# [Task to complete]
Look through the records, and whenever a line includes the word "노인장애인복지과", copy it.

# [Material to process]
※

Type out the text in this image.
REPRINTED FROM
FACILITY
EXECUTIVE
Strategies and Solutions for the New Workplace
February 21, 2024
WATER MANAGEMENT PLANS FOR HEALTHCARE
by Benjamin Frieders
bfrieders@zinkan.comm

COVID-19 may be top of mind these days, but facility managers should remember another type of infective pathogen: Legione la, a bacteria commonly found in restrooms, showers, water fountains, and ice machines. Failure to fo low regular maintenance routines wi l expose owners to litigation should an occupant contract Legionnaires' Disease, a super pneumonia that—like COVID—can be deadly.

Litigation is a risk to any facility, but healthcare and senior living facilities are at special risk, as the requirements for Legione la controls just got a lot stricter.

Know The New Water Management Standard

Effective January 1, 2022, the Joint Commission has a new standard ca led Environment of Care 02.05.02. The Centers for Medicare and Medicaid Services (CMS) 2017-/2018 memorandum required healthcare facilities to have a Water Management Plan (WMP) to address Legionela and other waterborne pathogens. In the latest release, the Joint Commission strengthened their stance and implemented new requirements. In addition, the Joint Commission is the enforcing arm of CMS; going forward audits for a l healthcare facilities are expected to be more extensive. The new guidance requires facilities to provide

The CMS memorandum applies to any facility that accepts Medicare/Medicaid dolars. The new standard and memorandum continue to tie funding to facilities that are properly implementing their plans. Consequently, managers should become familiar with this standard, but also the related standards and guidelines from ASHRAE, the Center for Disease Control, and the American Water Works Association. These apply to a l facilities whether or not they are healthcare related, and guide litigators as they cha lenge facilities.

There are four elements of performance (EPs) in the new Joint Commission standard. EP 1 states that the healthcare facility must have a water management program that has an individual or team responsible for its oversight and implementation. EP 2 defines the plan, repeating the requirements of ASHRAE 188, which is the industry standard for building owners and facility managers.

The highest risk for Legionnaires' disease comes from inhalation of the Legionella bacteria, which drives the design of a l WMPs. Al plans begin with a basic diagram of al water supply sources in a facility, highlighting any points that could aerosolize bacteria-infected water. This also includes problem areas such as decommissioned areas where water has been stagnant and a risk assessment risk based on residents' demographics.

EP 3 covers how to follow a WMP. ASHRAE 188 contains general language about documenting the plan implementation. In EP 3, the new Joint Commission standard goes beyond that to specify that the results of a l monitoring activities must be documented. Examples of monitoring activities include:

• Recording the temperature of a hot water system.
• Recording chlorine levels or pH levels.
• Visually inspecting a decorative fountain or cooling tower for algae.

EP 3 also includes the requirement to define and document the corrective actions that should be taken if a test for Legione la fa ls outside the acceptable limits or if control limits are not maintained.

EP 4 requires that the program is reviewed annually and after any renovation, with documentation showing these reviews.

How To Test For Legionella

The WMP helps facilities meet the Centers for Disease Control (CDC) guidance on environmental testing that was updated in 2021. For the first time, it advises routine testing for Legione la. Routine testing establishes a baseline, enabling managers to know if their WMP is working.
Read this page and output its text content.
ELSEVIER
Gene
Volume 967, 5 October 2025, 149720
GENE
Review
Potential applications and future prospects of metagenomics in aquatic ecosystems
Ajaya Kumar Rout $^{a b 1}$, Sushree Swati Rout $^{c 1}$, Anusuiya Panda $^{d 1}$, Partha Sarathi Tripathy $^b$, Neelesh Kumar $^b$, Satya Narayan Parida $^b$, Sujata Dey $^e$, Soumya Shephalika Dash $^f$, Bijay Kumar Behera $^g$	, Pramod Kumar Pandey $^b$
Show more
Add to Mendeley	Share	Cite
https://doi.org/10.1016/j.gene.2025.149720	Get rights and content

※

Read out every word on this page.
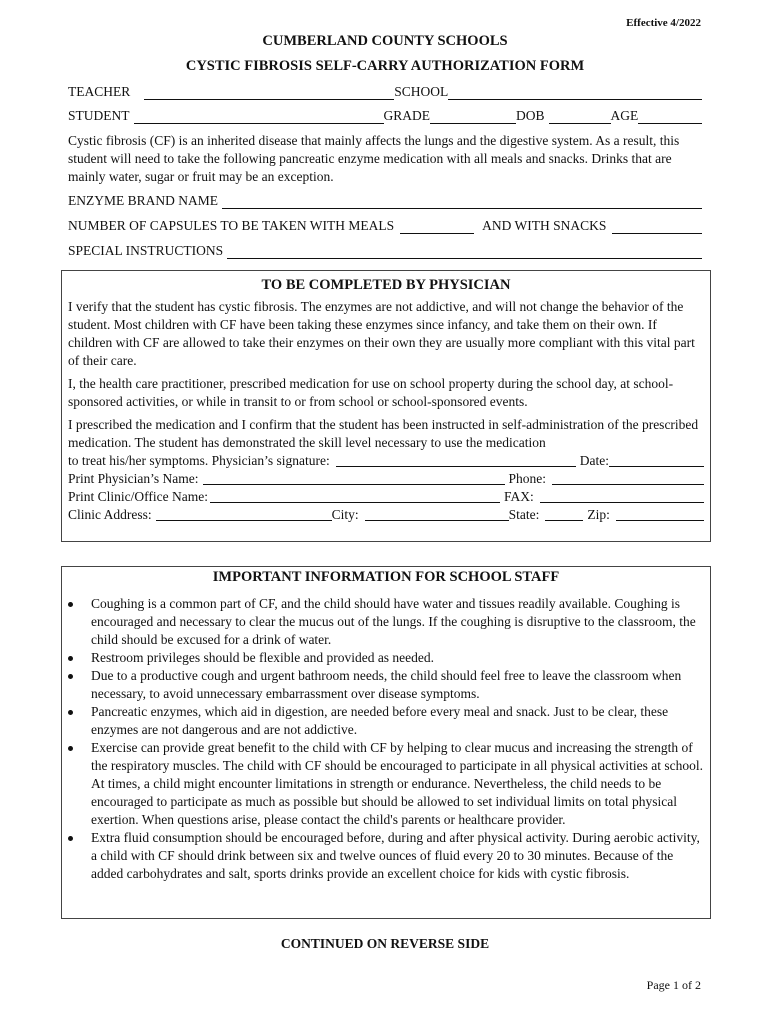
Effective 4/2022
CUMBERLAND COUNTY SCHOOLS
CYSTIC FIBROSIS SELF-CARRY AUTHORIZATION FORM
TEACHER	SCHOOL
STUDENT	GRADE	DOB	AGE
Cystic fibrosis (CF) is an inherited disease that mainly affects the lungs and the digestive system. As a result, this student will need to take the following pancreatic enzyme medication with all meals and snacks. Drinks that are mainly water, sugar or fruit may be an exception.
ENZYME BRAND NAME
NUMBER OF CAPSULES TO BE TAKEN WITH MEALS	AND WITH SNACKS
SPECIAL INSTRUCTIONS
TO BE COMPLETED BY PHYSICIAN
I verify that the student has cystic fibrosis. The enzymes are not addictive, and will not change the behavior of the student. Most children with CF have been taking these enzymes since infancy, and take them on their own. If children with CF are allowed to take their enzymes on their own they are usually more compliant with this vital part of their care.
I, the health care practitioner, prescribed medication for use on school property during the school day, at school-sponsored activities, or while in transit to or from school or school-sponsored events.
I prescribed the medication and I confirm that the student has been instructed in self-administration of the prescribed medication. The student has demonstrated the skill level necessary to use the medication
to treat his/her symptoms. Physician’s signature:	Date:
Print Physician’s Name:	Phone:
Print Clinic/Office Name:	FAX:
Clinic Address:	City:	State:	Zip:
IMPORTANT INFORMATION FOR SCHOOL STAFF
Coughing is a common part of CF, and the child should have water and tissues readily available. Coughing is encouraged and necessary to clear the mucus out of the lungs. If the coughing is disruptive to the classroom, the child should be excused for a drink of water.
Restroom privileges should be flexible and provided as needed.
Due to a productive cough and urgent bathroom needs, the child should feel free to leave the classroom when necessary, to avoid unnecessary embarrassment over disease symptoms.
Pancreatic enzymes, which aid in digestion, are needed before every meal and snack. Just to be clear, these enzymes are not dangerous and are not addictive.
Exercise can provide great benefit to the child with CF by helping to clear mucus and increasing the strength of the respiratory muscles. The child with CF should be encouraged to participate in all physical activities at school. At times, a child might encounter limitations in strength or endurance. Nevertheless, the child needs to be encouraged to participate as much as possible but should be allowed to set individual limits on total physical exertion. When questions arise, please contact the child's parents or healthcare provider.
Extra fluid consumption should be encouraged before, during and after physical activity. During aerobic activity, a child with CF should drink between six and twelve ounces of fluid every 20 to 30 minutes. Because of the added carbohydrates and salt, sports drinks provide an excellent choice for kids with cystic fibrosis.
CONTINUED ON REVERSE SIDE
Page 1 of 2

※

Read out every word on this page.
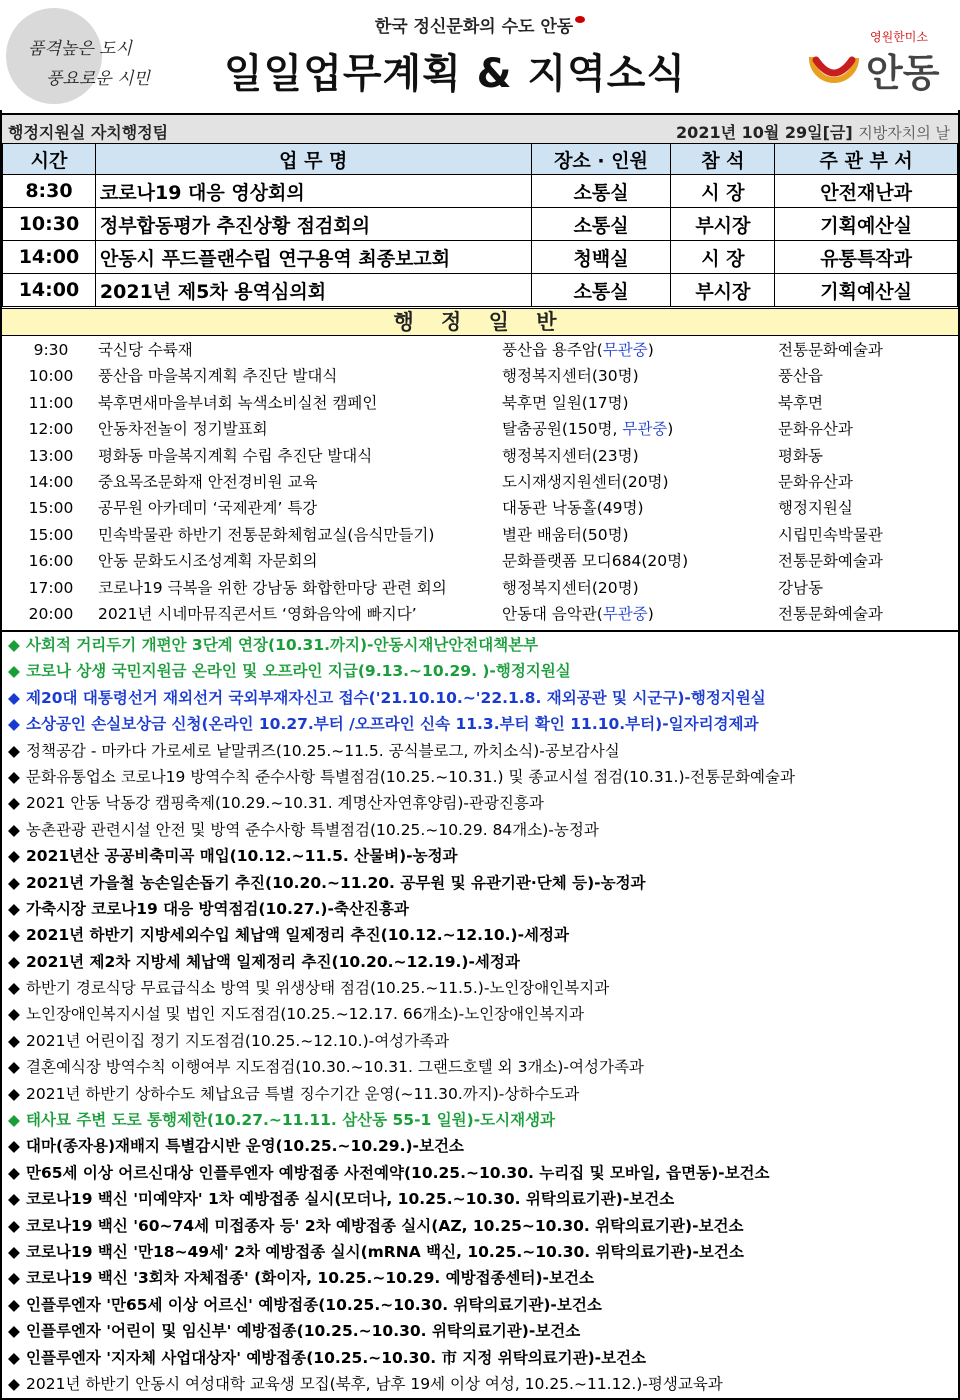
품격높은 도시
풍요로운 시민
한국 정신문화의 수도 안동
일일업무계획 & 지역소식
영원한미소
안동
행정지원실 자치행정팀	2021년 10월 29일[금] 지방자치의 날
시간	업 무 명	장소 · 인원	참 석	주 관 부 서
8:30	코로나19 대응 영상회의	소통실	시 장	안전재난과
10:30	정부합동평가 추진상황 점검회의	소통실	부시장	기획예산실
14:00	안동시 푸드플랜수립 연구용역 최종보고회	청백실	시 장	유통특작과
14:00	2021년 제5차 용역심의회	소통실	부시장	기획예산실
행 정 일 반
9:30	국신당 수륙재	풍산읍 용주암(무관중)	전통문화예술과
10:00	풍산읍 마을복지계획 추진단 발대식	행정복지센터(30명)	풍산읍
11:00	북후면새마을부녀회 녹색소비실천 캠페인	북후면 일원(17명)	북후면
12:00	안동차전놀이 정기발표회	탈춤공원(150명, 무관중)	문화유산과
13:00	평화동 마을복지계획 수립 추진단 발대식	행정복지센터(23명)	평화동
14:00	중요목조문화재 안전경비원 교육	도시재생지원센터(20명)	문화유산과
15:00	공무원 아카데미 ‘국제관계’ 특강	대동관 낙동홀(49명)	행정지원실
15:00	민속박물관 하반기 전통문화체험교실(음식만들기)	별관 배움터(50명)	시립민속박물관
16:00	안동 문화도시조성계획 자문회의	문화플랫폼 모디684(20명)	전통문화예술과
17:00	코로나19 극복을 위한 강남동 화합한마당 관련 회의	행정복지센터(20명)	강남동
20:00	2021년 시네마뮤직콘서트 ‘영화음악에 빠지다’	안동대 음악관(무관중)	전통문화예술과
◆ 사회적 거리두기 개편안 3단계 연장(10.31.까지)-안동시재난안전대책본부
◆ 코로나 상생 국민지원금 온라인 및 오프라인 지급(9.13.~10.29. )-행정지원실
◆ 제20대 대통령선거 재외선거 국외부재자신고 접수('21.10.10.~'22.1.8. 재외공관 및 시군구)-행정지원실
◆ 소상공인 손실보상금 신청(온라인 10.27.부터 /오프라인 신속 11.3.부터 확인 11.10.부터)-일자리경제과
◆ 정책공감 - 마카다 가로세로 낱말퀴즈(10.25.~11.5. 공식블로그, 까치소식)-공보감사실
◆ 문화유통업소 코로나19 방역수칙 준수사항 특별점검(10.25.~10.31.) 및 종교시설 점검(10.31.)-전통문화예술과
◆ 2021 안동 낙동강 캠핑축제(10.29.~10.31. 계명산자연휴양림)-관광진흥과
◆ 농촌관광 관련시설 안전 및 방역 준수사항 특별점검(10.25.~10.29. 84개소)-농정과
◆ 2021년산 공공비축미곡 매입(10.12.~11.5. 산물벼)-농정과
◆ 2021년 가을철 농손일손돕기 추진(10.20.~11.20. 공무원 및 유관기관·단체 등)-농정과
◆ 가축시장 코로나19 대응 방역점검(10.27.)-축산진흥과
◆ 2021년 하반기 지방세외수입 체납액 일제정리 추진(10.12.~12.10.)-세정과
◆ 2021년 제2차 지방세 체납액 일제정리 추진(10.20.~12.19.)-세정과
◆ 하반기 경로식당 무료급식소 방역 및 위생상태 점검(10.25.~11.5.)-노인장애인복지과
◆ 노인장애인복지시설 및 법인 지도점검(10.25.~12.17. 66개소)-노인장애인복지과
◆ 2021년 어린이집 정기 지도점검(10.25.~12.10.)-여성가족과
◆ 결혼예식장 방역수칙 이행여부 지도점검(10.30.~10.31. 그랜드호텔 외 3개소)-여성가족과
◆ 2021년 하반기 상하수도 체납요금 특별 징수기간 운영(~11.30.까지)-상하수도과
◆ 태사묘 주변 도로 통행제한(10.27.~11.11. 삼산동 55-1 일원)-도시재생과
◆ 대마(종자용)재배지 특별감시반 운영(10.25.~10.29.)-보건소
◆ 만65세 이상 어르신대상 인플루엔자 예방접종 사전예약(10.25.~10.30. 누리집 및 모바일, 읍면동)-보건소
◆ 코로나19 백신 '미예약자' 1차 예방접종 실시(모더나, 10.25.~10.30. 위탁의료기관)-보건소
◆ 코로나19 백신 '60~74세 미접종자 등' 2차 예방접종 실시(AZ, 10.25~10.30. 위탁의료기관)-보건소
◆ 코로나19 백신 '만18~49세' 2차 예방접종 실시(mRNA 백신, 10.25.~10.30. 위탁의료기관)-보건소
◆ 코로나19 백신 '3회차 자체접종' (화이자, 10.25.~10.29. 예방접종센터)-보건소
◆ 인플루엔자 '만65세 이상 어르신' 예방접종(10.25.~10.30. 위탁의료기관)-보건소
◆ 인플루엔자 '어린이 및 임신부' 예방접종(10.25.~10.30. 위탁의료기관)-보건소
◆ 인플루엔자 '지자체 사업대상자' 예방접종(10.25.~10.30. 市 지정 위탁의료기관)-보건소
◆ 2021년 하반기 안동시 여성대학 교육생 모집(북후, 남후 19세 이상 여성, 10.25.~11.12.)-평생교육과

※

# [Answer to the problem]
◆ 하반기 경로식당 무료급식소 방역 및 위생상태 점검(10.25.~11.5.)-노인장애인복지과
◆ 노인장애인복지시설 및 법인 지도점검(10.25.~12.17. 66개소)-노인장애인복지과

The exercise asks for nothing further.